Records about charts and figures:
═══

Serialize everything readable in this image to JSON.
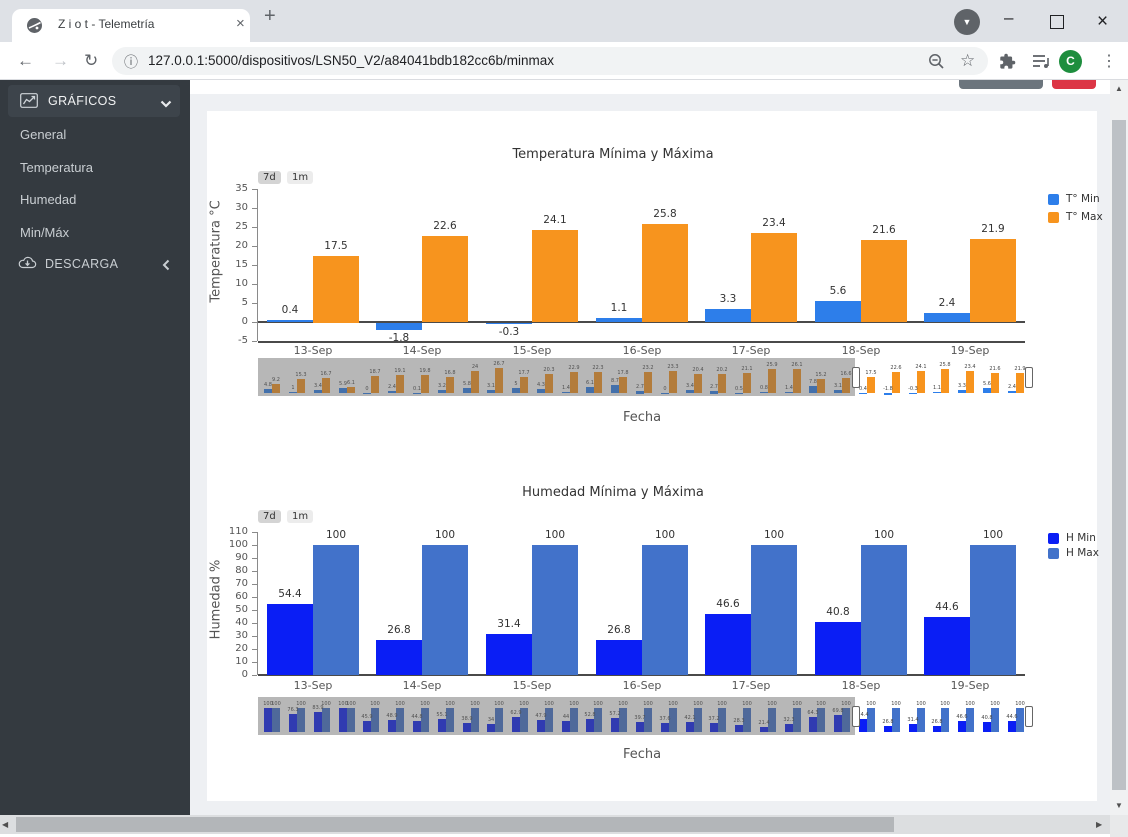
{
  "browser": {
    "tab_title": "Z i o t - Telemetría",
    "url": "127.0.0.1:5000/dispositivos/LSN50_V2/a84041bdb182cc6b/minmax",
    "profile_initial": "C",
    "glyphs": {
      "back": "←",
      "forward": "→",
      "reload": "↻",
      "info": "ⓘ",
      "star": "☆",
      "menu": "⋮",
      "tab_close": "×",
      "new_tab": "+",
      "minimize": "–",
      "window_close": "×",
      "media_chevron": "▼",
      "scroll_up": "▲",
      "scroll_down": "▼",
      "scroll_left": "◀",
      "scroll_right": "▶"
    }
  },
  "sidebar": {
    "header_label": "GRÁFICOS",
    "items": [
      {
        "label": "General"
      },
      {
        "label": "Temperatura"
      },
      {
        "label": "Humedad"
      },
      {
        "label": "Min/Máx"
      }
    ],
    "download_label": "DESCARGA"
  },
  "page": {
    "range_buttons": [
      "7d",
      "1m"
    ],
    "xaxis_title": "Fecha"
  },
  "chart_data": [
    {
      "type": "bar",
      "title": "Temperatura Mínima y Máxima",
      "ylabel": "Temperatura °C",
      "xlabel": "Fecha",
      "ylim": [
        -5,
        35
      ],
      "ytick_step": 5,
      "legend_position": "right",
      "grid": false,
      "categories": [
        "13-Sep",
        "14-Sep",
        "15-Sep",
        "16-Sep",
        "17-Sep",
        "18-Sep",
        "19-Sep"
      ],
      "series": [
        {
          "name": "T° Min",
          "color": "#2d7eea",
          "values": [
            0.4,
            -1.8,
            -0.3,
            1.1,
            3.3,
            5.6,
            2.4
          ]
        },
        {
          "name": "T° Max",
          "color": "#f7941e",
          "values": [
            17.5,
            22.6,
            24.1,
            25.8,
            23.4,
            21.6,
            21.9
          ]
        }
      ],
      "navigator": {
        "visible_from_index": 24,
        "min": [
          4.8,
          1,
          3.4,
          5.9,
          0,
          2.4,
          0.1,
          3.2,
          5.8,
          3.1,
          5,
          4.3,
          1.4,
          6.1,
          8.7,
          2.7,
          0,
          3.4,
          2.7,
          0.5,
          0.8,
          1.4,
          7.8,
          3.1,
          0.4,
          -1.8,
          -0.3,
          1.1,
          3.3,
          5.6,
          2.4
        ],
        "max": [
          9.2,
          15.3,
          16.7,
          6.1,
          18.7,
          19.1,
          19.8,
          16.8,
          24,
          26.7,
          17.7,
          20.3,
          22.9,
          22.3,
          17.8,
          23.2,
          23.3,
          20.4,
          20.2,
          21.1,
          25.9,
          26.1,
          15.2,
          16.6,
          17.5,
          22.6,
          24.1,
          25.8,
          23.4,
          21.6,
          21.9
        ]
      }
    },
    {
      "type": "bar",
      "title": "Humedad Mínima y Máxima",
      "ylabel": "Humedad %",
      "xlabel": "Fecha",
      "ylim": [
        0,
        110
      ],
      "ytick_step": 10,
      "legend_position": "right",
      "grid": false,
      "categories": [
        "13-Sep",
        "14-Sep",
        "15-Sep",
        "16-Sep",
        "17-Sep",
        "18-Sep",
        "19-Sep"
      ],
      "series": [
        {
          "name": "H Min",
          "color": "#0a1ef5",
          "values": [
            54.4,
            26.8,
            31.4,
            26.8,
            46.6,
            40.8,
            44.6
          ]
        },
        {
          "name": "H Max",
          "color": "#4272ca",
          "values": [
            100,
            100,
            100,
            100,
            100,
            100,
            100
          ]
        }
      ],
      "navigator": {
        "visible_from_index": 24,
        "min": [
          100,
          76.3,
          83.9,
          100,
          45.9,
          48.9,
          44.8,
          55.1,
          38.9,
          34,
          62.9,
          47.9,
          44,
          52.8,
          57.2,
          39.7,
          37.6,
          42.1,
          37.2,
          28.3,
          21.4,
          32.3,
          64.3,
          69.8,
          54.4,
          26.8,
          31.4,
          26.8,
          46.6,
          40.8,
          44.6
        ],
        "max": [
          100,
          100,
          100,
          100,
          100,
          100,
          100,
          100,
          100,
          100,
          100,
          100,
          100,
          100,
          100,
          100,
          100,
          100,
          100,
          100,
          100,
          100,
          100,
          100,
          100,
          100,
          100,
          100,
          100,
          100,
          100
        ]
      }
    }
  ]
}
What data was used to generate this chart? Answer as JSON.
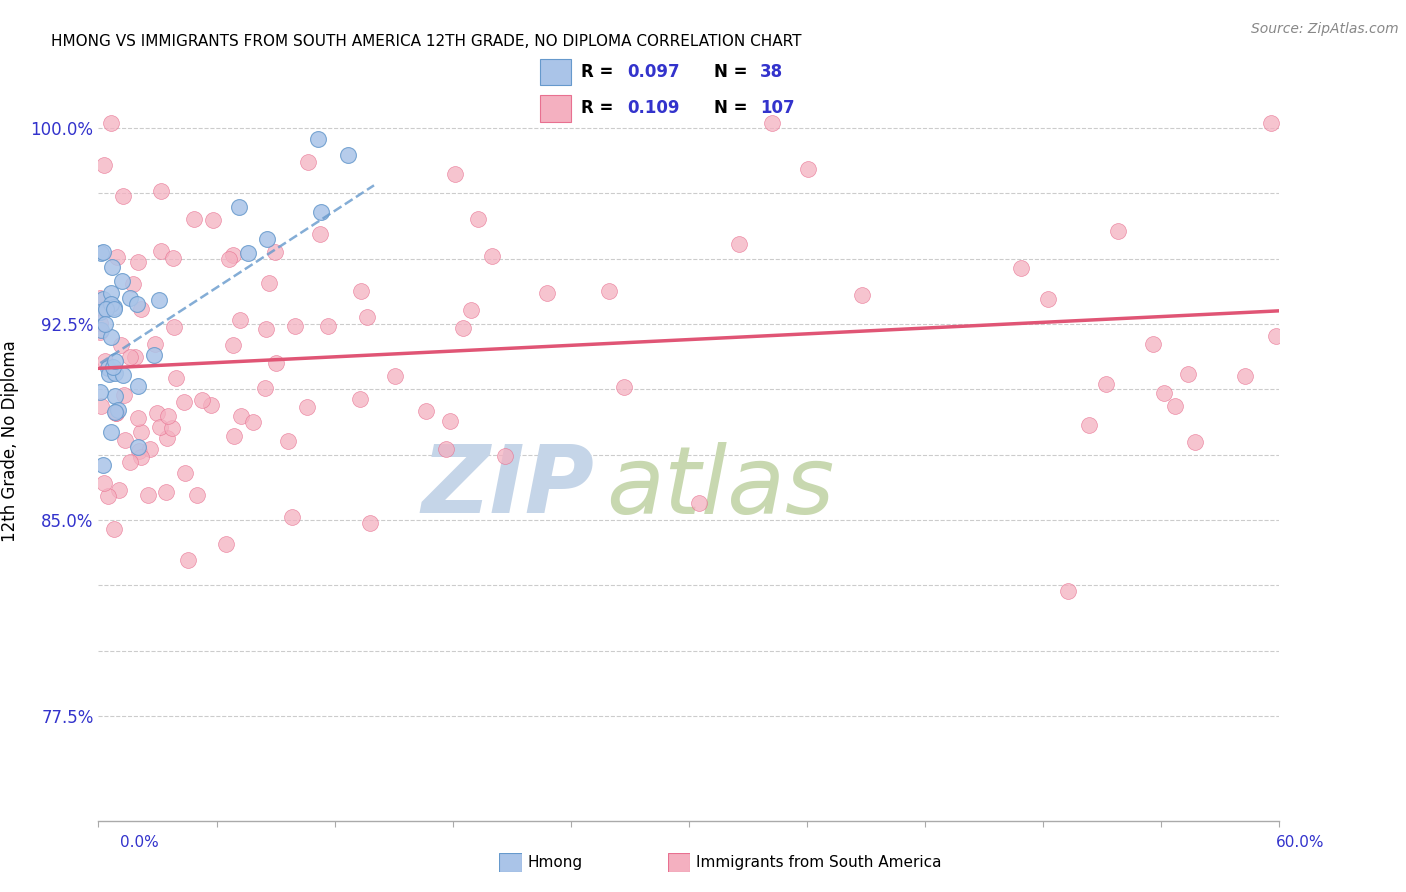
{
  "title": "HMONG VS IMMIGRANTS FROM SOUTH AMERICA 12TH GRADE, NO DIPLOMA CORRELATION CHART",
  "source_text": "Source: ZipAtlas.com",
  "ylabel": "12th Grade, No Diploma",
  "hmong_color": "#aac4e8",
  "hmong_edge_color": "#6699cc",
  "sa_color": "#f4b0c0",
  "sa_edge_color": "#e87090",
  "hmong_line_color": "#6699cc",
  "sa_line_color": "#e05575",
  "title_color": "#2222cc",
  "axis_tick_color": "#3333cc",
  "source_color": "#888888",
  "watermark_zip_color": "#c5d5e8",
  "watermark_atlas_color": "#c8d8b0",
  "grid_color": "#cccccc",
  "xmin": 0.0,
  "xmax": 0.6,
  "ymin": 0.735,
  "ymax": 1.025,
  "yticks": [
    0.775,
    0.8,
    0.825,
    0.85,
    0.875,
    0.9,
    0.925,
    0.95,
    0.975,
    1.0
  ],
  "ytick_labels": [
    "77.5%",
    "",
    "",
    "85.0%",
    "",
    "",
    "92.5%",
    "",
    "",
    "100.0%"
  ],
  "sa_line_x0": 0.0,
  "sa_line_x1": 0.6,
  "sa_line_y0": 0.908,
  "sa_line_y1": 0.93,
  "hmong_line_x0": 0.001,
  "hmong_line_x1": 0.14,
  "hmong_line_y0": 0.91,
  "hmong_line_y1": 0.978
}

═══

§ Work to be completed: Nothing but the lines from the line containing "What data was" through the last line of the records above is to be extracted, exactly and with no pictures.

§ Result:
What data was used to generate this chart? Answer as JSON.
{
  "title": "HMONG VS IMMIGRANTS FROM SOUTH AMERICA 12TH GRADE, NO DIPLOMA CORRELATION CHART",
  "source_text": "Source: ZipAtlas.com",
  "ylabel": "12th Grade, No Diploma",
  "hmong_color": "#aac4e8",
  "hmong_edge_color": "#6699cc",
  "sa_color": "#f4b0c0",
  "sa_edge_color": "#e87090",
  "hmong_line_color": "#6699cc",
  "sa_line_color": "#e05575",
  "title_color": "#2222cc",
  "axis_tick_color": "#3333cc",
  "source_color": "#888888",
  "watermark_zip_color": "#c5d5e8",
  "watermark_atlas_color": "#c8d8b0",
  "grid_color": "#cccccc",
  "xmin": 0.0,
  "xmax": 0.6,
  "ymin": 0.735,
  "ymax": 1.025,
  "yticks": [
    0.775,
    0.8,
    0.825,
    0.85,
    0.875,
    0.9,
    0.925,
    0.95,
    0.975,
    1.0
  ],
  "ytick_labels": [
    "77.5%",
    "",
    "",
    "85.0%",
    "",
    "",
    "92.5%",
    "",
    "",
    "100.0%"
  ],
  "sa_line_x0": 0.0,
  "sa_line_x1": 0.6,
  "sa_line_y0": 0.908,
  "sa_line_y1": 0.93,
  "hmong_line_x0": 0.001,
  "hmong_line_x1": 0.14,
  "hmong_line_y0": 0.91,
  "hmong_line_y1": 0.978
}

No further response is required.